## Recorded information
□ □ □ □ □ □ □

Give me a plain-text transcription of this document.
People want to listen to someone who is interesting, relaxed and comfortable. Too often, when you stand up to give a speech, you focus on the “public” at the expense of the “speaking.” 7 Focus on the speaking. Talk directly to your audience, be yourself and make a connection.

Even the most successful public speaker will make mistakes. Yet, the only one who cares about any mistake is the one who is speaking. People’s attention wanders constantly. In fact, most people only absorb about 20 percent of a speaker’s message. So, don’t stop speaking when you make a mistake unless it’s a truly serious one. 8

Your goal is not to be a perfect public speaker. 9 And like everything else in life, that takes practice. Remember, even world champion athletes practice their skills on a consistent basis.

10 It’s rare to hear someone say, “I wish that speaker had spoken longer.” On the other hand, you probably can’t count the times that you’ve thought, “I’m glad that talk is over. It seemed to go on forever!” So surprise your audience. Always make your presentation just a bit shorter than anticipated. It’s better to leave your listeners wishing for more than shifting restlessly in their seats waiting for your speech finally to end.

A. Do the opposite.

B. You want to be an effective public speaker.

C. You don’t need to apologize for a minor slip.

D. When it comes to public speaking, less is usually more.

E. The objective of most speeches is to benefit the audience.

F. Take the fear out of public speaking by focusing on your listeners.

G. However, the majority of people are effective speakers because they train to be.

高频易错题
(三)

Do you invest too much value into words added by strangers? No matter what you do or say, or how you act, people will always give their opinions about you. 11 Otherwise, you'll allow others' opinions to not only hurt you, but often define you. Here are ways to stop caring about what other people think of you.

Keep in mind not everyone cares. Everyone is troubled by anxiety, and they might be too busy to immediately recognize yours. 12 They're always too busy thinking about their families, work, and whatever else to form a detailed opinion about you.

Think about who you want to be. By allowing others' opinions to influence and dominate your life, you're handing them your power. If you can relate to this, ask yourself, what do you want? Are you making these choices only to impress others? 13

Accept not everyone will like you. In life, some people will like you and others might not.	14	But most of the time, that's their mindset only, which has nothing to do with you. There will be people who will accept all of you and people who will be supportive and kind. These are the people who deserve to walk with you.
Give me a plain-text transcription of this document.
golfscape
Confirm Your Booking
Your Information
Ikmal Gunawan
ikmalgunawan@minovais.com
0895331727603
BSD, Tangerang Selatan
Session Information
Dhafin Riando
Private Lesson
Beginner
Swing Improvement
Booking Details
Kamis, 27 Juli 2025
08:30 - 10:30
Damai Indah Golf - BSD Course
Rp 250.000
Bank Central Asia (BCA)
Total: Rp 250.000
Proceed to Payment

□ □ □ □ □ □ □

## Short problem
Exactly reproduce all of the entries above.

## Exercise response
Give me a plain-text transcription of this document.
People want to listen to someone who is interesting, relaxed and comfortable. Too often, when you stand up to give a speech, you focus on the “public” at the expense of the “speaking.” 7 Focus on the speaking. Talk directly to your audience, be yourself and make a connection.

Even the most successful public speaker will make mistakes. Yet, the only one who cares about any mistake is the one who is speaking. People’s attention wanders constantly. In fact, most people only absorb about 20 percent of a speaker’s message. So, don’t stop speaking when you make a mistake unless it’s a truly serious one. 8

Your goal is not to be a perfect public speaker. 9 And like everything else in life, that takes practice. Remember, even world champion athletes practice their skills on a consistent basis.

10 It’s rare to hear someone say, “I wish that speaker had spoken longer.” On the other hand, you probably can’t count the times that you’ve thought, “I’m glad that talk is over. It seemed to go on forever!” So surprise your audience. Always make your presentation just a bit shorter than anticipated. It’s better to leave your listeners wishing for more than shifting restlessly in their seats waiting for your speech finally to end.

A. Do the opposite.

B. You want to be an effective public speaker.

C. You don’t need to apologize for a minor slip.

D. When it comes to public speaking, less is usually more.

E. The objective of most speeches is to benefit the audience.

F. Take the fear out of public speaking by focusing on your listeners.

G. However, the majority of people are effective speakers because they train to be.

高频易错题
(三)

Do you invest too much value into words added by strangers? No matter what you do or say, or how you act, people will always give their opinions about you. 11 Otherwise, you'll allow others' opinions to not only hurt you, but often define you. Here are ways to stop caring about what other people think of you.

Keep in mind not everyone cares. Everyone is troubled by anxiety, and they might be too busy to immediately recognize yours. 12 They're always too busy thinking about their families, work, and whatever else to form a detailed opinion about you.

Think about who you want to be. By allowing others' opinions to influence and dominate your life, you're handing them your power. If you can relate to this, ask yourself, what do you want? Are you making these choices only to impress others? 13

Accept not everyone will like you. In life, some people will like you and others might not.	14	But most of the time, that's their mindset only, which has nothing to do with you. There will be people who will accept all of you and people who will be supportive and kind. These are the people who deserve to walk with you.
Give me a plain-text transcription of this document.
golfscape
Confirm Your Booking
Your Information
Ikmal Gunawan
ikmalgunawan@minovais.com
0895331727603
BSD, Tangerang Selatan
Session Information
Dhafin Riando
Private Lesson
Beginner
Swing Improvement
Booking Details
Kamis, 27 Juli 2025
08:30 - 10:30
Damai Indah Golf - BSD Course
Rp 250.000
Bank Central Asia (BCA)
Total: Rp 250.000
Proceed to Payment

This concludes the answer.